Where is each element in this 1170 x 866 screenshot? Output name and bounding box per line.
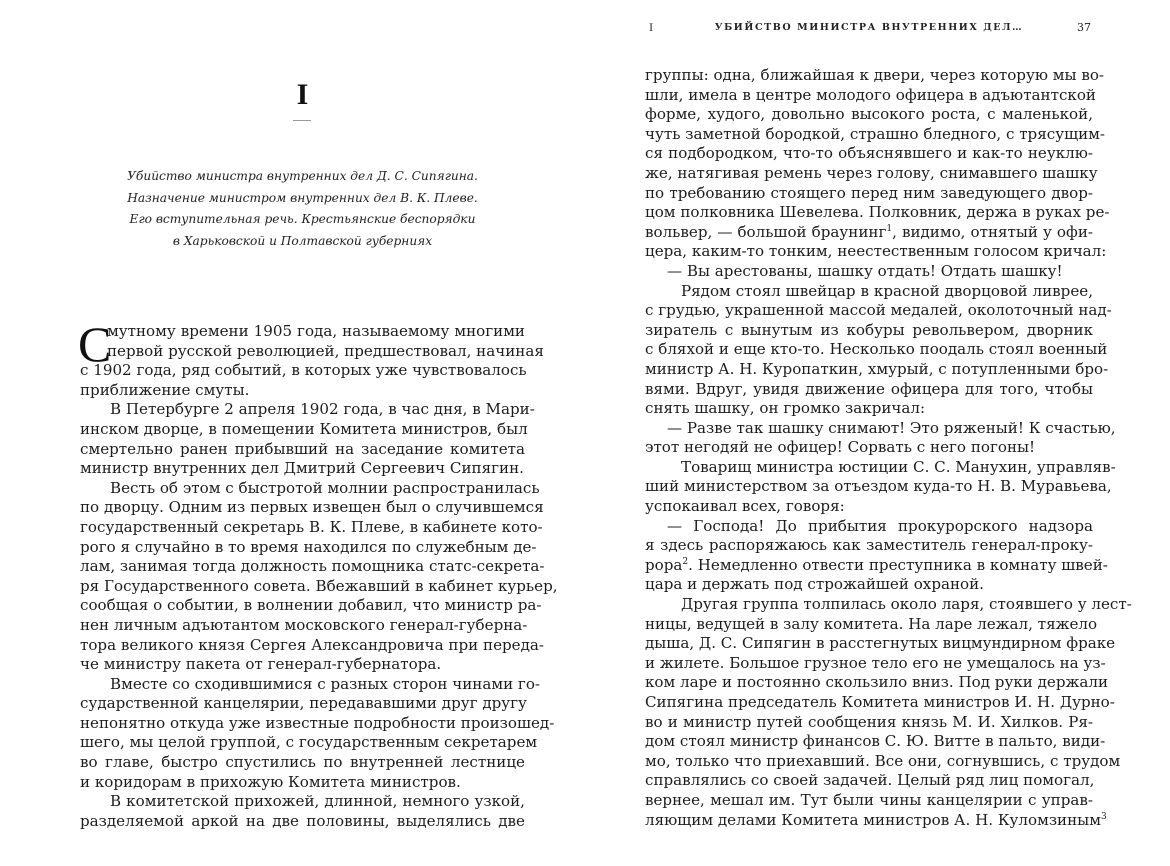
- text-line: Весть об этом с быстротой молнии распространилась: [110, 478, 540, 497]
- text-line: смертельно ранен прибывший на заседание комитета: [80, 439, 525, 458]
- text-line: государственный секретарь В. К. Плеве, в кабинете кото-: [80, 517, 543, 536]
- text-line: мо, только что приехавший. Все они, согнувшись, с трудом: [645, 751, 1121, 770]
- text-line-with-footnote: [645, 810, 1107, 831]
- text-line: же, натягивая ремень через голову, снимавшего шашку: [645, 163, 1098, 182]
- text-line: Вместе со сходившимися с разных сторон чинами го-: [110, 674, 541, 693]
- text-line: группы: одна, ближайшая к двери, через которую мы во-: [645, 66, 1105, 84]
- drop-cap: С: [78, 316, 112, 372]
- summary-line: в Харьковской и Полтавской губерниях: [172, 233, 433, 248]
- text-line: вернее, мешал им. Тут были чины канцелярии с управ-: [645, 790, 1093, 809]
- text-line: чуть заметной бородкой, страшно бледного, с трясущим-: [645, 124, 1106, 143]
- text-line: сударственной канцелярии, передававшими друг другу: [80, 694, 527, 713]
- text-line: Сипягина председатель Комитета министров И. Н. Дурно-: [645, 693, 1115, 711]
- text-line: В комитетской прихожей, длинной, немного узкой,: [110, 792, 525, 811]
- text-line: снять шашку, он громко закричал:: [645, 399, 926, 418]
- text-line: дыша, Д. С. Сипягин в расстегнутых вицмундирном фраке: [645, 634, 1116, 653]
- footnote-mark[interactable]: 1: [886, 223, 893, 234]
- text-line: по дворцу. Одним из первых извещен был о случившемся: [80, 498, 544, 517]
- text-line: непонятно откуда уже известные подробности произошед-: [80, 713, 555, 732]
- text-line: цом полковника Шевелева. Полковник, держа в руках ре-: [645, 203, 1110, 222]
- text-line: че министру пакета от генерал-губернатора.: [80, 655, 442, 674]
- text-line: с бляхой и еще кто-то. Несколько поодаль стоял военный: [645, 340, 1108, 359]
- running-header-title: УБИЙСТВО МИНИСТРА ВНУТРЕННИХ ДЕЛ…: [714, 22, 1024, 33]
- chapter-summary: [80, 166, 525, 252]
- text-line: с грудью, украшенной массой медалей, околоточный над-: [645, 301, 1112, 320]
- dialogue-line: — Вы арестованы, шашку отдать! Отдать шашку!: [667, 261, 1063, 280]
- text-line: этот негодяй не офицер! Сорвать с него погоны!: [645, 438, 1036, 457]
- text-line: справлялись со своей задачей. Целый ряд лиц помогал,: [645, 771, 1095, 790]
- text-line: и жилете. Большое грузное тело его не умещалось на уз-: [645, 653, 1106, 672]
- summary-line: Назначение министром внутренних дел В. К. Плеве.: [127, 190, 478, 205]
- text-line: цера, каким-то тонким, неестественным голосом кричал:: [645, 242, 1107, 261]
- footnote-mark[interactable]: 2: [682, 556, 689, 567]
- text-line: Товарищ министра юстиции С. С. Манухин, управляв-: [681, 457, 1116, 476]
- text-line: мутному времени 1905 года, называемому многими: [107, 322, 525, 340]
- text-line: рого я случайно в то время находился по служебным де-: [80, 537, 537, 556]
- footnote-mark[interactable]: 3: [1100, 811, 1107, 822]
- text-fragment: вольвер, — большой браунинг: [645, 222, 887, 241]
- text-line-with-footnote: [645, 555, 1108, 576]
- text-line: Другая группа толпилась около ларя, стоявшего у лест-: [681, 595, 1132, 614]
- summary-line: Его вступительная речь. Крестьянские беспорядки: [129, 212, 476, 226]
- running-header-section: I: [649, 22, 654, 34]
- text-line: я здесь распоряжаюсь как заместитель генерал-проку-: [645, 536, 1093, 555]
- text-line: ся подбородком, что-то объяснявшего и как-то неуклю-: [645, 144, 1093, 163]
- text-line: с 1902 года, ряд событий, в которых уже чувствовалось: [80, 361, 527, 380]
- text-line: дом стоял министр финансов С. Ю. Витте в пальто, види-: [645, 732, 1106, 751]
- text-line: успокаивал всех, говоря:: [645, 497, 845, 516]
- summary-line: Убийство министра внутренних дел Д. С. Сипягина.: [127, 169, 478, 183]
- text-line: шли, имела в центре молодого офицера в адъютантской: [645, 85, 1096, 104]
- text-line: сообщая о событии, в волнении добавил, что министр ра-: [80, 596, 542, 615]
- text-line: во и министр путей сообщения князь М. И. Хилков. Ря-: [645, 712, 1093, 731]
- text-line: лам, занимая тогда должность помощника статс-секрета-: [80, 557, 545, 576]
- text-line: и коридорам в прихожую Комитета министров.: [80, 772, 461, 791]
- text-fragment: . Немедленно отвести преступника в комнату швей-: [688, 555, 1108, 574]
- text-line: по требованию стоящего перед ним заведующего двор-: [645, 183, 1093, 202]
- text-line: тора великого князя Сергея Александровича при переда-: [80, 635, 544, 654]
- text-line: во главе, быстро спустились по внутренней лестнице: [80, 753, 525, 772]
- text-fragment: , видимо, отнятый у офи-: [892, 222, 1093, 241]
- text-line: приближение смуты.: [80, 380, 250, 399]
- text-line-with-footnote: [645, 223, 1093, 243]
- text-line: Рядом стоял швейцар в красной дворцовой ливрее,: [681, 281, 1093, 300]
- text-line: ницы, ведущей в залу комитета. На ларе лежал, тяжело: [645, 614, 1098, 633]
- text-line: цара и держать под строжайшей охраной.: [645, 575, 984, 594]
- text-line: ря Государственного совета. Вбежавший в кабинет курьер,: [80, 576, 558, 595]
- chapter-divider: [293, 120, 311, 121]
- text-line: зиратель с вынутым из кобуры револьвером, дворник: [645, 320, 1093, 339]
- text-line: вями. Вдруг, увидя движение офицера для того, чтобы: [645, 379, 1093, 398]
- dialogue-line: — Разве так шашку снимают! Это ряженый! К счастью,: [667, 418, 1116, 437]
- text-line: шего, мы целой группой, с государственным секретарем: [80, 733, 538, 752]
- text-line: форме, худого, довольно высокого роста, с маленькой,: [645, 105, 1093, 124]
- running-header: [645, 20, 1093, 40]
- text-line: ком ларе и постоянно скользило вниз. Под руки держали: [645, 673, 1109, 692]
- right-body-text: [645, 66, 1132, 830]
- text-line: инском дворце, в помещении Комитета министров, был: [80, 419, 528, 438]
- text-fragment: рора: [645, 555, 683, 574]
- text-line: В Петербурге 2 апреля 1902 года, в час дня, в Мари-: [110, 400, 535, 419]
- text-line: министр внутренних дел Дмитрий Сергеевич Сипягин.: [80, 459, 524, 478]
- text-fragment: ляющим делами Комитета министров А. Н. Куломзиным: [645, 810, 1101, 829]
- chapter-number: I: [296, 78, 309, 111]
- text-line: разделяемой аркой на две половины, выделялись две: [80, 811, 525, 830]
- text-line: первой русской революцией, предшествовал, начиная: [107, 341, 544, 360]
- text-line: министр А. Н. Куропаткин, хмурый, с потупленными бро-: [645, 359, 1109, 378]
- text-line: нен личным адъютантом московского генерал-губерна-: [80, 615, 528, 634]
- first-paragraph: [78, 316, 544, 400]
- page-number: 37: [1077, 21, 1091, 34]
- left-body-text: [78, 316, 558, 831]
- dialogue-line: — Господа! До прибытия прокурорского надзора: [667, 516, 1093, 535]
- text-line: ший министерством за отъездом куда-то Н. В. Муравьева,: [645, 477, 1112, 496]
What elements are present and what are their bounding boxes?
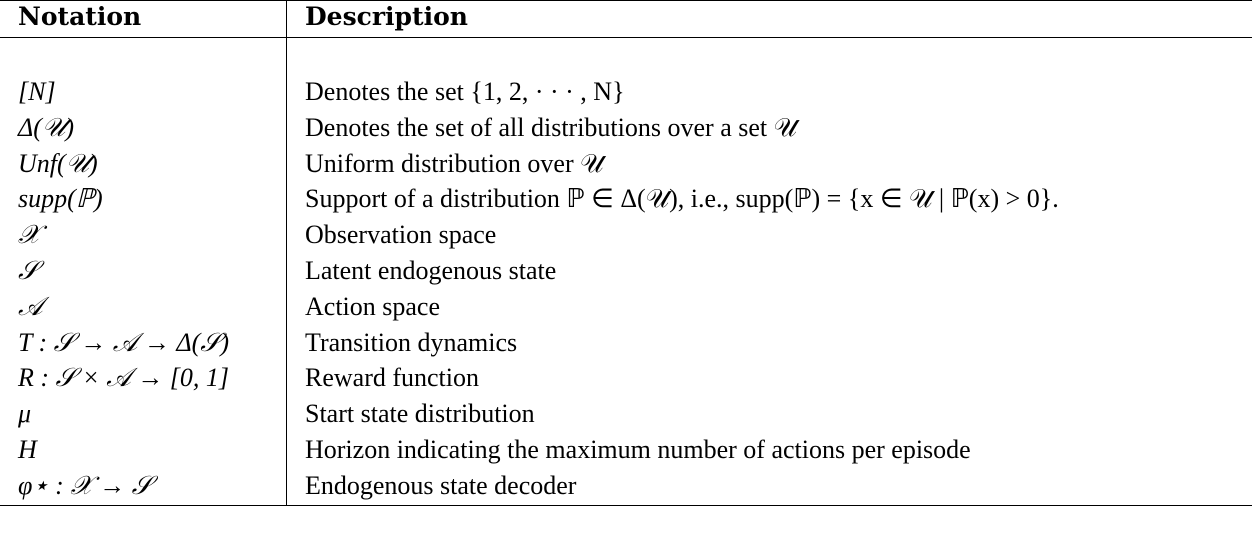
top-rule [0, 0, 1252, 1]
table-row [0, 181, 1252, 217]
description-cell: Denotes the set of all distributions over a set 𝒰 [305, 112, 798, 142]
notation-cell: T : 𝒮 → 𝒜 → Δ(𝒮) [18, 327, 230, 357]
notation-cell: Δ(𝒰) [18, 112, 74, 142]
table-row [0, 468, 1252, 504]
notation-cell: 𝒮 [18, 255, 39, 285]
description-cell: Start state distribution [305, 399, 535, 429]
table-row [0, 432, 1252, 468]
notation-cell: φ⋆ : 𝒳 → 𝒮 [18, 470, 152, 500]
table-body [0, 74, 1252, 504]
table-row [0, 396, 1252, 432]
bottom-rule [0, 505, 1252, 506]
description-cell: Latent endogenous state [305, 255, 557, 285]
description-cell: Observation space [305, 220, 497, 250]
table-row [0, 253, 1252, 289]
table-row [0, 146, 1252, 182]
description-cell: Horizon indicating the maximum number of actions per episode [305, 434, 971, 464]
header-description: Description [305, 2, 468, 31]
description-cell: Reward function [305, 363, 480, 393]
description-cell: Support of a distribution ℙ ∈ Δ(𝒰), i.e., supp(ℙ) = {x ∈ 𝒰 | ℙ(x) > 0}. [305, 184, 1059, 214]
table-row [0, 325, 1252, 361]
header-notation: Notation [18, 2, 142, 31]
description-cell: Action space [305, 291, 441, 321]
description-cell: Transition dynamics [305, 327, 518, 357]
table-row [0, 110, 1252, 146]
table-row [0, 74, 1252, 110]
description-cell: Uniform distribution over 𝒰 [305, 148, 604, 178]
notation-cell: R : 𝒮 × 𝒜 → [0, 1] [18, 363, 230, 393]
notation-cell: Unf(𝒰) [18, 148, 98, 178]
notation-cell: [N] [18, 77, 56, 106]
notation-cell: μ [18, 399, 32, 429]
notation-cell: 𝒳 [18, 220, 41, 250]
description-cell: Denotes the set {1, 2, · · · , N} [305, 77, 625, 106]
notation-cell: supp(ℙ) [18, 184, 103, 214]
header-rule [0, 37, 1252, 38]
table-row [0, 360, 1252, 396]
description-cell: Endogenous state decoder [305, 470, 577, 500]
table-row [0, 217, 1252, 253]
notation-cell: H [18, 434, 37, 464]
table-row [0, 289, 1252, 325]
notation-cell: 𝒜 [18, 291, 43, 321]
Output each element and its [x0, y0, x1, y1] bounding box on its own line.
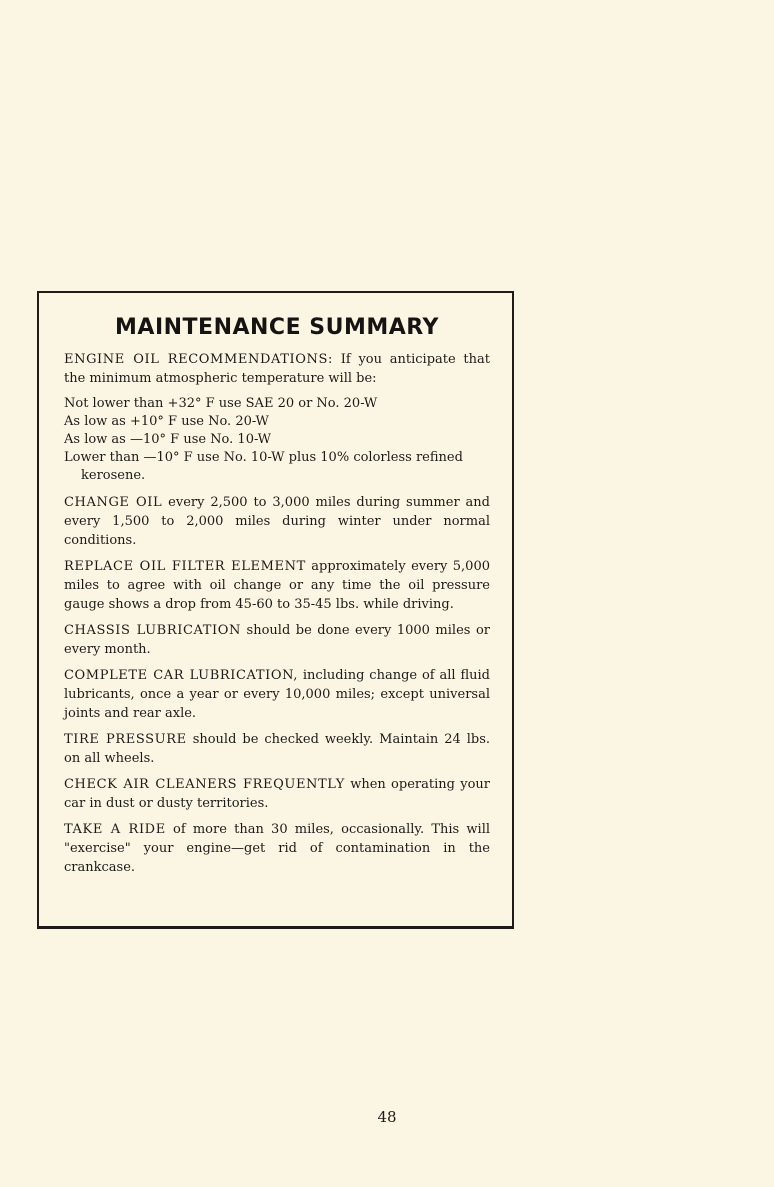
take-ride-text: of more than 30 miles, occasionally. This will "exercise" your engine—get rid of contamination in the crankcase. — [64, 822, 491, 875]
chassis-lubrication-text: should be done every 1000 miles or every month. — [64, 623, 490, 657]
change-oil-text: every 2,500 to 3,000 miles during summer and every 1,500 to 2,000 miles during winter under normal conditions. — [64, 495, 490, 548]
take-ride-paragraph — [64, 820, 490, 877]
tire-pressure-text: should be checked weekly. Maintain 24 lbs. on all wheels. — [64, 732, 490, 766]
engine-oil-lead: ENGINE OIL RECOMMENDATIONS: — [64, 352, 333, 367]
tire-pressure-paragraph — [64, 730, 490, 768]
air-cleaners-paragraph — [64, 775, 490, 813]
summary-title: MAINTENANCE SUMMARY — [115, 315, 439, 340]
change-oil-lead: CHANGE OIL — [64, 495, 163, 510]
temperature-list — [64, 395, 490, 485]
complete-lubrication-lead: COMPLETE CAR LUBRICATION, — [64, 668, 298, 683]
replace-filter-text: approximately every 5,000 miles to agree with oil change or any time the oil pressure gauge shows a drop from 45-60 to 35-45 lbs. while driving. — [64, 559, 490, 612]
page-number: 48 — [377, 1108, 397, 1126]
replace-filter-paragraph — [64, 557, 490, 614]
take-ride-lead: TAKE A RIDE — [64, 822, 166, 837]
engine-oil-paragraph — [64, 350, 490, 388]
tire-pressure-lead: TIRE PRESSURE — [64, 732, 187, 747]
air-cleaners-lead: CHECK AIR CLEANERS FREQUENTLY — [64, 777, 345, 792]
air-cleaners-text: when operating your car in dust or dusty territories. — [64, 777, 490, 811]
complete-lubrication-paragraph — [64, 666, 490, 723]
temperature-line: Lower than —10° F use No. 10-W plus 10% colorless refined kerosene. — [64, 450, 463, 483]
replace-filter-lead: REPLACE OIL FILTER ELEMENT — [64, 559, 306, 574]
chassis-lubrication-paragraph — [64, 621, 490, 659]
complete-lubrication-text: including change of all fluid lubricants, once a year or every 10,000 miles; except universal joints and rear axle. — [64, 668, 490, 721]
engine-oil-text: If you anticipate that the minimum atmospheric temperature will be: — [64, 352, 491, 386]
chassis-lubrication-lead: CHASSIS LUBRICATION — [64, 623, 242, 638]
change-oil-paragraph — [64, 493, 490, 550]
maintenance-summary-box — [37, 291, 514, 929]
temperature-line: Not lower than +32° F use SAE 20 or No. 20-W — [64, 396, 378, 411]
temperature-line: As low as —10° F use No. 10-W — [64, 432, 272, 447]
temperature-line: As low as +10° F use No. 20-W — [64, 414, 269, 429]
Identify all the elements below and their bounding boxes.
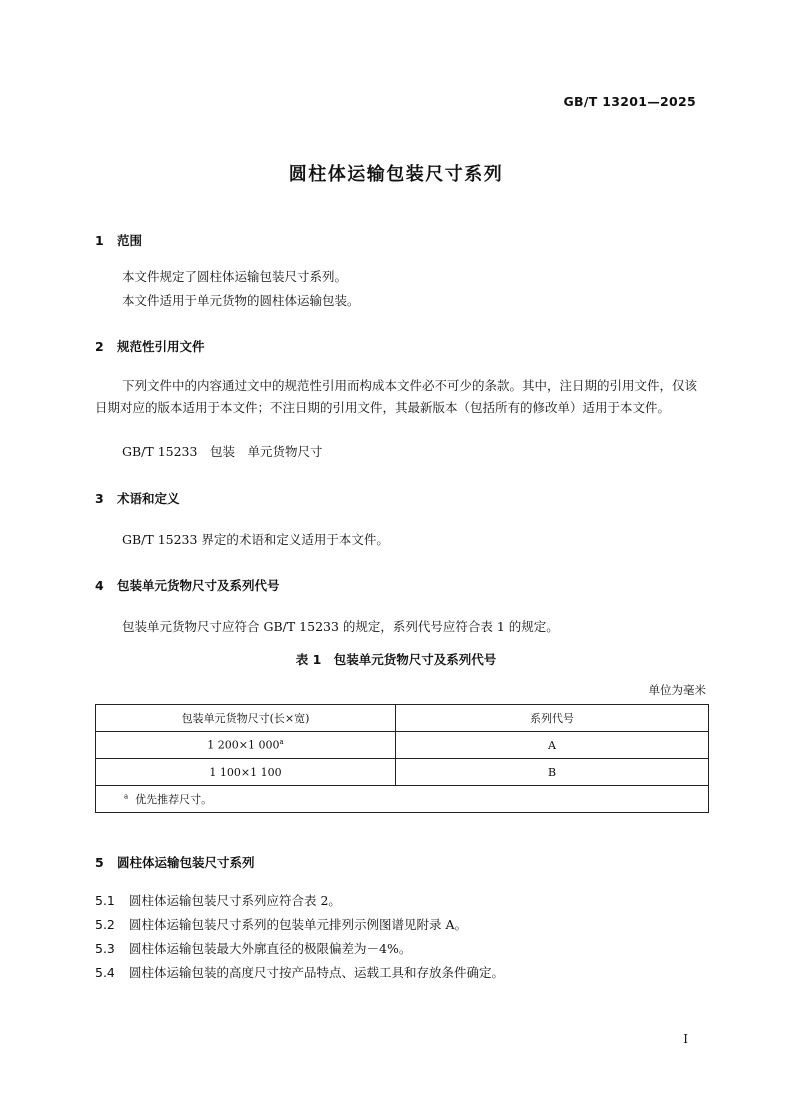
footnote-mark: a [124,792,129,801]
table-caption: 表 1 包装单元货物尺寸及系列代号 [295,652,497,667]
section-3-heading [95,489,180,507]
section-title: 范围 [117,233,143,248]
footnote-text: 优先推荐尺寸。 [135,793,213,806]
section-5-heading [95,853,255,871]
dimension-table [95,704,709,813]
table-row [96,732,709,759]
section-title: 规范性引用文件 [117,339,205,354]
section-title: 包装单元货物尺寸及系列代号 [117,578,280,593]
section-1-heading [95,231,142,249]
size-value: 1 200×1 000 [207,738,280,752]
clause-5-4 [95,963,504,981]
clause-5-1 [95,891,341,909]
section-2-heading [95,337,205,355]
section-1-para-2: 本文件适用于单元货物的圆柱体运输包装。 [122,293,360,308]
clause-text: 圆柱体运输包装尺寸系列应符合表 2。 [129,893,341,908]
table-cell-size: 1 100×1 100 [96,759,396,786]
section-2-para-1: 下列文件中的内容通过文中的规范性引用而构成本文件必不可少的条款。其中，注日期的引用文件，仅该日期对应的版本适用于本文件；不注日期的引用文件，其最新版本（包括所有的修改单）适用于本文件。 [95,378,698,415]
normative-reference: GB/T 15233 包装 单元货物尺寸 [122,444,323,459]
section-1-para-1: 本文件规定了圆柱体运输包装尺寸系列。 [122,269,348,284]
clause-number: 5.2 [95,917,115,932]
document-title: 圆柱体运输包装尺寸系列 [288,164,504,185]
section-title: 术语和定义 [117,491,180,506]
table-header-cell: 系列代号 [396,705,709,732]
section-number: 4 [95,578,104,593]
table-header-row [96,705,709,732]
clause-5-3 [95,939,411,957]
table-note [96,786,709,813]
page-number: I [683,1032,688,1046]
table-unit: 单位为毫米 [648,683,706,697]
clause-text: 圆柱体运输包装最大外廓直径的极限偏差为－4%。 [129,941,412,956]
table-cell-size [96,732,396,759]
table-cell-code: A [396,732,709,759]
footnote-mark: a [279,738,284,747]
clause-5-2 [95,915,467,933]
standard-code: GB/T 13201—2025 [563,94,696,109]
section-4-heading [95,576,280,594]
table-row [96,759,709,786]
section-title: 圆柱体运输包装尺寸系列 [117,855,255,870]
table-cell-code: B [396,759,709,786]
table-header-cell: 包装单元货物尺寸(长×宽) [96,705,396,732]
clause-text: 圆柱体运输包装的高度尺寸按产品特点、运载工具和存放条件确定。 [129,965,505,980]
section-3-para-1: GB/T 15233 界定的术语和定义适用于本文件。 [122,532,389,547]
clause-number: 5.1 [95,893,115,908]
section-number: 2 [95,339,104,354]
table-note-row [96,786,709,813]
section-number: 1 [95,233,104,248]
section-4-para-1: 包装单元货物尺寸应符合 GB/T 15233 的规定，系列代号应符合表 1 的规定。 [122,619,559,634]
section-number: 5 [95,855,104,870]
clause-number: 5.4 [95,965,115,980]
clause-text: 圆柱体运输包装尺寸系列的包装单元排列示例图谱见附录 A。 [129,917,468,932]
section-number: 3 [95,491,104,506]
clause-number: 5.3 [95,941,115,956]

* [Short problem]:
What are the lines from the one containing "- text-line: Весть" down to the one containing "- text-line: вернее, мешал", both included? Write them out exactly.

* [Solution to this task]:
- text-line: Весть об этом с быстротой молнии распространилась: [110, 478, 540, 497]
- text-line: смертельно ранен прибывший на заседание комитета: [80, 439, 525, 458]
- text-line: государственный секретарь В. К. Плеве, в кабинете кото-: [80, 517, 543, 536]
- text-line: мо, только что приехавший. Все они, согнувшись, с трудом: [645, 751, 1121, 770]
- text-line-with-footnote: [645, 810, 1107, 831]
- text-line: же, натягивая ремень через голову, снимавшего шашку: [645, 163, 1098, 182]
- text-line: Вместе со сходившимися с разных сторон чинами го-: [110, 674, 541, 693]
- text-line: группы: одна, ближайшая к двери, через которую мы во-: [645, 66, 1105, 84]
- drop-cap: С: [78, 316, 112, 372]
- summary-line: в Харьковской и Полтавской губерниях: [172, 233, 433, 248]
- text-line: вернее, мешал им. Тут были чины канцелярии с управ-: [645, 790, 1093, 809]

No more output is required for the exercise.